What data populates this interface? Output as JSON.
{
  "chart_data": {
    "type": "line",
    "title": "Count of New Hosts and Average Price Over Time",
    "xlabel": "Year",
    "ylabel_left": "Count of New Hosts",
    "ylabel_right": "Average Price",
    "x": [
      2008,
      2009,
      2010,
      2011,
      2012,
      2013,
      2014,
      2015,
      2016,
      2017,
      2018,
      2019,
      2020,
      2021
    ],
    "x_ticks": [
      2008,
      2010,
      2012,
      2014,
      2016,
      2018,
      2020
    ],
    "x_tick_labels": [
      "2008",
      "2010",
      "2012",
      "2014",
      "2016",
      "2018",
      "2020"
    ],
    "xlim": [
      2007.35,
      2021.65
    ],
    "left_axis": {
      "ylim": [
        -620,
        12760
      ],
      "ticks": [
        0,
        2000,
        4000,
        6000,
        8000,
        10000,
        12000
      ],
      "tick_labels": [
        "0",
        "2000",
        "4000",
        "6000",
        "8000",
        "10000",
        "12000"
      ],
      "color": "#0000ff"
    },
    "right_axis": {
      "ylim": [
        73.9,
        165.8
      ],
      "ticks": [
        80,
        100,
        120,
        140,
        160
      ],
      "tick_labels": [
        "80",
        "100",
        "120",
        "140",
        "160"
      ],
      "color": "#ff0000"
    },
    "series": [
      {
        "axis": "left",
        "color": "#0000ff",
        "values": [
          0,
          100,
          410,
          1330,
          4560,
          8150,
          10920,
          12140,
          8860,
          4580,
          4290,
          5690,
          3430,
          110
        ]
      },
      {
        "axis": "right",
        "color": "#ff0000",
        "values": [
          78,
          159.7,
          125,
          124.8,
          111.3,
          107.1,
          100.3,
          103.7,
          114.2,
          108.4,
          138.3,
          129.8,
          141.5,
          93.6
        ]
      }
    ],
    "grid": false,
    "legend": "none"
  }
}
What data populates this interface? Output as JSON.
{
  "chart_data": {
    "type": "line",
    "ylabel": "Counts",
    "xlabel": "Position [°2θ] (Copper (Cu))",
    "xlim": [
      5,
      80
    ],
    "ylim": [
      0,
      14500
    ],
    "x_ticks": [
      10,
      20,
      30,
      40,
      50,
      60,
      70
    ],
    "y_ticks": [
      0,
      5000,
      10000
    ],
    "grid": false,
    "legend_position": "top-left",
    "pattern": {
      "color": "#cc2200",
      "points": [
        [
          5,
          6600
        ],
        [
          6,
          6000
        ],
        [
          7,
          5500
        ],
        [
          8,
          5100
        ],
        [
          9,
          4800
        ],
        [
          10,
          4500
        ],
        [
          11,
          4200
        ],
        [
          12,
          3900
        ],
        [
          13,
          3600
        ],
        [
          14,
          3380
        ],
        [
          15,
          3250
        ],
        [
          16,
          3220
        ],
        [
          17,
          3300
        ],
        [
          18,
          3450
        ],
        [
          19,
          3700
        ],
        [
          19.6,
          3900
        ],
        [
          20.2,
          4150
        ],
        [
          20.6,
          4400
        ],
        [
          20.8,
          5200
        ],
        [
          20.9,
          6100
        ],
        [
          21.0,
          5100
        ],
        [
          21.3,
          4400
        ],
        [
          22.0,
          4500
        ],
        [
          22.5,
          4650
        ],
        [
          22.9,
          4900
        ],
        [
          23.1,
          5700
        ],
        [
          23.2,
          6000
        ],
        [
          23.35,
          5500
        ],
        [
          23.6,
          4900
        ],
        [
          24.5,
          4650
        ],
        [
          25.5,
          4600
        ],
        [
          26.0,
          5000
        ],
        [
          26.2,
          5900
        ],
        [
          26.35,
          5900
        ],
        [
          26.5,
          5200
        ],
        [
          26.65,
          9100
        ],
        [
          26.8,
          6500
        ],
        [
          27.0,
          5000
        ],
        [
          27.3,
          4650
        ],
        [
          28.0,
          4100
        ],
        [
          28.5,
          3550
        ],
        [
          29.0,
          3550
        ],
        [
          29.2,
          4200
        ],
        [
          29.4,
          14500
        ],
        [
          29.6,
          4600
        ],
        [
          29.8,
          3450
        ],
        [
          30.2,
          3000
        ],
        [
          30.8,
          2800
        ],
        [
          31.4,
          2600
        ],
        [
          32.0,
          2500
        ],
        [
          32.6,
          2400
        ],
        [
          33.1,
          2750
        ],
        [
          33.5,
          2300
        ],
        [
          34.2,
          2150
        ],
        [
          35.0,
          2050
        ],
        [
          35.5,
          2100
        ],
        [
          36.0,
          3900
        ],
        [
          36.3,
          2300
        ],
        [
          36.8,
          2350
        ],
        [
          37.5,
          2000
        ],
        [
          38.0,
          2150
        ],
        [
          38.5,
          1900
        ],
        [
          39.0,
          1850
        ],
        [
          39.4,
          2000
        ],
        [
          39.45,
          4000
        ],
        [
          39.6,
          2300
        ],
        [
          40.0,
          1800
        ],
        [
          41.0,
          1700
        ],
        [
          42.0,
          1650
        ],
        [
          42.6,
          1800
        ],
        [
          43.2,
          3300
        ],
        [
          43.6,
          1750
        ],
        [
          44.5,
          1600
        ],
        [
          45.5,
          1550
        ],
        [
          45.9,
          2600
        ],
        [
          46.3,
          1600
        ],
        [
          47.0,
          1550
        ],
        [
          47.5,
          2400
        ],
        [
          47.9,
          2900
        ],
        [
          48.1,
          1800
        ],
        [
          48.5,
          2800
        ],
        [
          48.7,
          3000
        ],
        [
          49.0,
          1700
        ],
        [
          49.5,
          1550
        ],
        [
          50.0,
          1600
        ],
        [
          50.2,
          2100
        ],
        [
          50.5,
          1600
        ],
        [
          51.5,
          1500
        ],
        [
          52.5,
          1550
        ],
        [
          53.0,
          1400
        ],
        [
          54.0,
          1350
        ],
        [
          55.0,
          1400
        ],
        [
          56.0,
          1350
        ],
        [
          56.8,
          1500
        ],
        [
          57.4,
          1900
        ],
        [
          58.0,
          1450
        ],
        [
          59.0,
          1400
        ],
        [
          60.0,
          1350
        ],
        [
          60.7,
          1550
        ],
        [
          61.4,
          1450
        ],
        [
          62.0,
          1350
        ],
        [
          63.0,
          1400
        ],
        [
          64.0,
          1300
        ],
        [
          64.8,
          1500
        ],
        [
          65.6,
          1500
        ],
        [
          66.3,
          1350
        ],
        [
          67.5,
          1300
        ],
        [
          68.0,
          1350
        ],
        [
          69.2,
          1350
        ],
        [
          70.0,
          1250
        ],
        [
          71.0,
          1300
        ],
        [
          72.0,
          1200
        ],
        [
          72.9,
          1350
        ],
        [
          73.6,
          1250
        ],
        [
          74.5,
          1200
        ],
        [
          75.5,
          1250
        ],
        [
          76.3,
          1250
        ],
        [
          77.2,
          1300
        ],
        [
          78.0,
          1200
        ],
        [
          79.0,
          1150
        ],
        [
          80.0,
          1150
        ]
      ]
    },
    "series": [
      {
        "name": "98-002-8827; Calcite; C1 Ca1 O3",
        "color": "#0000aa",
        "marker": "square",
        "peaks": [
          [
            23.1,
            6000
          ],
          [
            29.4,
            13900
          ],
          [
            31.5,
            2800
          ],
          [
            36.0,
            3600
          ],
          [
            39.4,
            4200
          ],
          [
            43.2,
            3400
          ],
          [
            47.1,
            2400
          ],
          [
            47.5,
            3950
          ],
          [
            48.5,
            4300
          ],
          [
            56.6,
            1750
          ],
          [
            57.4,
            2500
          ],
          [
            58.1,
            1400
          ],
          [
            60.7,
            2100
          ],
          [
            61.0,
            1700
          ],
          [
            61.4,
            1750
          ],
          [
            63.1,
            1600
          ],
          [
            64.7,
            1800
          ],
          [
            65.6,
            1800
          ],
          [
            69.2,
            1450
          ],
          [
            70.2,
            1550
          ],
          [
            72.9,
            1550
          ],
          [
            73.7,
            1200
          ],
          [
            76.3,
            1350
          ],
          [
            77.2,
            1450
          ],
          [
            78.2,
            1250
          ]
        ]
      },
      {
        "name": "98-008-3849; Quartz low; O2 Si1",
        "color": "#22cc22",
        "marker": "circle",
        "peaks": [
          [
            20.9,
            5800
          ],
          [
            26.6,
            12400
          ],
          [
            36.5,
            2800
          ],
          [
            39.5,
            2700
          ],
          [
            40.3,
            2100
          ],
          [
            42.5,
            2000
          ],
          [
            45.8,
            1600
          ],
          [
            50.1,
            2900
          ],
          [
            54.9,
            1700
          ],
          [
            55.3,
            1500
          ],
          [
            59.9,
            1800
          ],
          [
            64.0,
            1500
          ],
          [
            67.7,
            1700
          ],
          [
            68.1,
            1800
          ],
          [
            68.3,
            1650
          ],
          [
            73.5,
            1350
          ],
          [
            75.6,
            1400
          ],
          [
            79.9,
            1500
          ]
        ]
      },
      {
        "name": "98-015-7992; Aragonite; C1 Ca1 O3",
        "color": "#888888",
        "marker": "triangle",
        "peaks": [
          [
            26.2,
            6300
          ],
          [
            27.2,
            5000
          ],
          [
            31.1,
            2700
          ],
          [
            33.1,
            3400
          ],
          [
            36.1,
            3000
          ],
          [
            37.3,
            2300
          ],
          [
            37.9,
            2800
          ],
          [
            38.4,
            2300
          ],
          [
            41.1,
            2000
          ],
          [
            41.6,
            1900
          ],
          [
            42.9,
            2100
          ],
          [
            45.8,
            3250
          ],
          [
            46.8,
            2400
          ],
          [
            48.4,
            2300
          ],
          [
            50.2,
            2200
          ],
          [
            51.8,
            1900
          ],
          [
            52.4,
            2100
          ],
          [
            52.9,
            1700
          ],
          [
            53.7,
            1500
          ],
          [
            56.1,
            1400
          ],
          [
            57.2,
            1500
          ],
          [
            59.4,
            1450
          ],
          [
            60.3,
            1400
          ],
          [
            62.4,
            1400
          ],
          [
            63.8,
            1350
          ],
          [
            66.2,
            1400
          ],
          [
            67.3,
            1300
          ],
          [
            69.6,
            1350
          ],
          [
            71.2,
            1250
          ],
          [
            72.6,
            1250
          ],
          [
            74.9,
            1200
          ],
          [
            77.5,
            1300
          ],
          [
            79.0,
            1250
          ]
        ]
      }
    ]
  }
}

= Exercise =
Make a list of all lines in the data that contain "marker".

= Full solution =
        "marker": "square",
        "marker": "circle",
        "marker": "triangle",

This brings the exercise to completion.